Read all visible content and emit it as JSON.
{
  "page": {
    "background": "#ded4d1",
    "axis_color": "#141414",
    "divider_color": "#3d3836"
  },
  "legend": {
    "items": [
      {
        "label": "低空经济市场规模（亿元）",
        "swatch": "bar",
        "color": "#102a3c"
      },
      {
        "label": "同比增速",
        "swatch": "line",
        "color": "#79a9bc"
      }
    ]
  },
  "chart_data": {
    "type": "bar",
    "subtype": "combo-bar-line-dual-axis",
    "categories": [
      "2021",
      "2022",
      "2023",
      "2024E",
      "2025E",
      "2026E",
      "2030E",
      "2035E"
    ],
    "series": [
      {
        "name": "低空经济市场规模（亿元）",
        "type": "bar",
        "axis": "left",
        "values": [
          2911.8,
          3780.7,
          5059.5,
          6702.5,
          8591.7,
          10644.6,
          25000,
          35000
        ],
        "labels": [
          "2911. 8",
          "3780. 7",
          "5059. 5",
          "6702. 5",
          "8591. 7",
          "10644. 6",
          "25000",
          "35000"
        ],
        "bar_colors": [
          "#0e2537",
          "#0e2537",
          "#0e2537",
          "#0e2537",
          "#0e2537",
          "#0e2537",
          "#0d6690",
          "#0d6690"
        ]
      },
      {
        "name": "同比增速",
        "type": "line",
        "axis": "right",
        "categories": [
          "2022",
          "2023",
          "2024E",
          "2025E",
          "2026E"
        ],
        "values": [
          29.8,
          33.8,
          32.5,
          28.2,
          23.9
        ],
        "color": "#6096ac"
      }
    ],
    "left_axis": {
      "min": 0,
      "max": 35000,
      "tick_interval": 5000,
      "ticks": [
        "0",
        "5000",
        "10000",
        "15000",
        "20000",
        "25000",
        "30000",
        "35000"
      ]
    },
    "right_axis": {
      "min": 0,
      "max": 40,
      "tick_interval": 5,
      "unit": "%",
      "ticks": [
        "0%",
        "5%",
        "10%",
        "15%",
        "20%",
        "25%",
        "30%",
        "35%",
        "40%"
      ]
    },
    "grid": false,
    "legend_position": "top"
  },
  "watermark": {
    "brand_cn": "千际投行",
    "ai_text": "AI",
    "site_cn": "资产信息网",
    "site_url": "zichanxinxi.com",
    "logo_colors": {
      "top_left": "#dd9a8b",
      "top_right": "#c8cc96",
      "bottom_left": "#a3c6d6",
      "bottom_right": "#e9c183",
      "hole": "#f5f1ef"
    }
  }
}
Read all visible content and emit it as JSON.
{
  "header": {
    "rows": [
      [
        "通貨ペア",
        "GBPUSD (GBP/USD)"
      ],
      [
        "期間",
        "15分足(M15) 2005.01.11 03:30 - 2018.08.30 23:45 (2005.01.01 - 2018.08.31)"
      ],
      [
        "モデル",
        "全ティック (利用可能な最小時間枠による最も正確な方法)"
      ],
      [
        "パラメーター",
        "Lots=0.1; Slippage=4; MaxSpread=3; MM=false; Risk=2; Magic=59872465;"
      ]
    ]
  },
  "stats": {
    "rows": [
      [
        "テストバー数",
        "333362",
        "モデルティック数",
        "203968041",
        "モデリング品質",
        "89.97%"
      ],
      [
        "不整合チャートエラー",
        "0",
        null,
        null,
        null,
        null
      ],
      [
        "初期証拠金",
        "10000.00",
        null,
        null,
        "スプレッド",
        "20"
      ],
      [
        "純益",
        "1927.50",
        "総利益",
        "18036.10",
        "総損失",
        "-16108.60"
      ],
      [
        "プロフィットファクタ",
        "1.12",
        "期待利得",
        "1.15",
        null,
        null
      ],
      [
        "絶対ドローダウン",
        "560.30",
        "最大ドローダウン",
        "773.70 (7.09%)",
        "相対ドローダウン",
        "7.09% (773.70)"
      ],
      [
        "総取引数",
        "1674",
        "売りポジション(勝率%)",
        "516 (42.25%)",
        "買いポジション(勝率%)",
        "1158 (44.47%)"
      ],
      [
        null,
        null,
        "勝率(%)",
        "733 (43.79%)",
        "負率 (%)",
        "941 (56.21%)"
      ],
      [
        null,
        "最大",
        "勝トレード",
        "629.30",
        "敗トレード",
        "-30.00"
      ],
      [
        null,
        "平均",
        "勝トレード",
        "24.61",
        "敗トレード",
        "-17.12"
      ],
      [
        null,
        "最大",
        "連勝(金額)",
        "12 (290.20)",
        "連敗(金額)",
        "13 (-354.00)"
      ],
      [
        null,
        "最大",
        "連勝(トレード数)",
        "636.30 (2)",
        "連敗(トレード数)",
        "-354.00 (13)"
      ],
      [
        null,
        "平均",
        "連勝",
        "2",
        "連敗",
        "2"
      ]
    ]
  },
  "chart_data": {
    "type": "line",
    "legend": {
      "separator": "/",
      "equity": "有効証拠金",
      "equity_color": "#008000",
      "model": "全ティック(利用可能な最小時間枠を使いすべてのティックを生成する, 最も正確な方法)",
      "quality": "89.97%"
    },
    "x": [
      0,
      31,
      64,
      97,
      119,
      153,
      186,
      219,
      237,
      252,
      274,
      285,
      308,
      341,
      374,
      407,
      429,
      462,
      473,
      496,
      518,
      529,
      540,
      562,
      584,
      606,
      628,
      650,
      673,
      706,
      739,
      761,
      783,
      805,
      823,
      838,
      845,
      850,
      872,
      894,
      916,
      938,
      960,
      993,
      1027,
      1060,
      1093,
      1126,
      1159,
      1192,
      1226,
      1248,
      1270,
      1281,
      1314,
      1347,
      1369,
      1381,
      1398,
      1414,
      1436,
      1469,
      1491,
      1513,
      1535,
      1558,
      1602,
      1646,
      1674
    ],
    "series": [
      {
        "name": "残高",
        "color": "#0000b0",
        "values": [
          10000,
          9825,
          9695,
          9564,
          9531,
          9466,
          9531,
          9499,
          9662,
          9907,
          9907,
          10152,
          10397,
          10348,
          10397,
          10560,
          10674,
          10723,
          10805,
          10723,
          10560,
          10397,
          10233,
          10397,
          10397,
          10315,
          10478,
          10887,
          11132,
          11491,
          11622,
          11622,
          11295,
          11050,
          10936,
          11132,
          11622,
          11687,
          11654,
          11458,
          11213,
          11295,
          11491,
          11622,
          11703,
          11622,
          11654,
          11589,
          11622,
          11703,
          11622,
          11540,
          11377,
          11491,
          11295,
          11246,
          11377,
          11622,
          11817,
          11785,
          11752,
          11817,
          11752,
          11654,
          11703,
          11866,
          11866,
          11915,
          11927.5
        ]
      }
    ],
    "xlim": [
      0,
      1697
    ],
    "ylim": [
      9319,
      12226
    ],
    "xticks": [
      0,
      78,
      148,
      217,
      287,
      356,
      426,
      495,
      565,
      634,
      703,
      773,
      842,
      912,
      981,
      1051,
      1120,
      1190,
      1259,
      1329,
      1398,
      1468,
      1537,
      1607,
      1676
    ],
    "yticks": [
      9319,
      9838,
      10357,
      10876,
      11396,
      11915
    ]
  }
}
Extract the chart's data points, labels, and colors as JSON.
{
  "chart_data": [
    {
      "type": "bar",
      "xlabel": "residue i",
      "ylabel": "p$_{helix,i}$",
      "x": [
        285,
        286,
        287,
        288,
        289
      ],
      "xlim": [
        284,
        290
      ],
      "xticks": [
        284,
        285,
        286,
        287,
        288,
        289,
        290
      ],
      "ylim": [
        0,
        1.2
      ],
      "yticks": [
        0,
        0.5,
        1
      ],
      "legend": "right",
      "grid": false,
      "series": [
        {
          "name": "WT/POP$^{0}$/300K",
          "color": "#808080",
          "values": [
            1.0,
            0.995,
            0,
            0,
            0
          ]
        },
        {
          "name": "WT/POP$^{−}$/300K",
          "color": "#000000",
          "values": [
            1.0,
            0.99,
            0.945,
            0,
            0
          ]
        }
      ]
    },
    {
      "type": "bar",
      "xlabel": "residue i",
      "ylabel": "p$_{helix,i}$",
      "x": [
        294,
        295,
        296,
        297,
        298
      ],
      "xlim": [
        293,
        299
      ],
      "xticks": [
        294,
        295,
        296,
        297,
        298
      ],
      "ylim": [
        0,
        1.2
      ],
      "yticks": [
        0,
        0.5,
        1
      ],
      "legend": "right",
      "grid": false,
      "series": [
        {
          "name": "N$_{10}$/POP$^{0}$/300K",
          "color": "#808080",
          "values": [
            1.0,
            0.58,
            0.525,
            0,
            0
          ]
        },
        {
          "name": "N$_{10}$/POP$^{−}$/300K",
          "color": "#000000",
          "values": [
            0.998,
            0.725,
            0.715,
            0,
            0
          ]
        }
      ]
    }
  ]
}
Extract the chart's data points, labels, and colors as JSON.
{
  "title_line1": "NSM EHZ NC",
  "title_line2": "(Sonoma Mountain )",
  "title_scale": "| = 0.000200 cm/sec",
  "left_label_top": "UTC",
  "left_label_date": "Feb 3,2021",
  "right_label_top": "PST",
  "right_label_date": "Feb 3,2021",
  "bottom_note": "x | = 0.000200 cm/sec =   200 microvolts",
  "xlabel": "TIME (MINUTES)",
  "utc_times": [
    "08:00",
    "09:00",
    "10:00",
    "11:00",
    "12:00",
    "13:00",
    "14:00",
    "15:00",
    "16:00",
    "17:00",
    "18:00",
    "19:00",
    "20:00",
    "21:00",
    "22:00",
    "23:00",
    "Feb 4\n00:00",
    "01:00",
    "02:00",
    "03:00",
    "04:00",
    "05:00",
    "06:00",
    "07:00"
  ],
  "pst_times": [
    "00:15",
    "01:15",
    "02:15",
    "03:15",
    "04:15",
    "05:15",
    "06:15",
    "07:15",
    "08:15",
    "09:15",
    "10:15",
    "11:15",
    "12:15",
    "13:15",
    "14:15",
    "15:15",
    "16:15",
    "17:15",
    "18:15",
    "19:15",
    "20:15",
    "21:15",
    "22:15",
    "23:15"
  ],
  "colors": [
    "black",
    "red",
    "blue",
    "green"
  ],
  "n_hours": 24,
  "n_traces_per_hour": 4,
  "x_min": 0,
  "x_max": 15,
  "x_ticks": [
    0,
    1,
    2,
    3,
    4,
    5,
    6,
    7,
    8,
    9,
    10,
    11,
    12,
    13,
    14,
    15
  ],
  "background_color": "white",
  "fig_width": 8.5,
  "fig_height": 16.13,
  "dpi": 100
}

Requirements:
Identify each line of the material where the word "name" shows up, and copy it.

Final result:
        "name": "低空经济市场规模（亿元）",
        "name": "同比增速",
        "name": "残高",
          "name": "WT/POP$^{0}$/300K",
          "name": "WT/POP$^{−}$/300K",
          "name": "N$_{10}$/POP$^{0}$/300K",
          "name": "N$_{10}$/POP$^{−}$/300K",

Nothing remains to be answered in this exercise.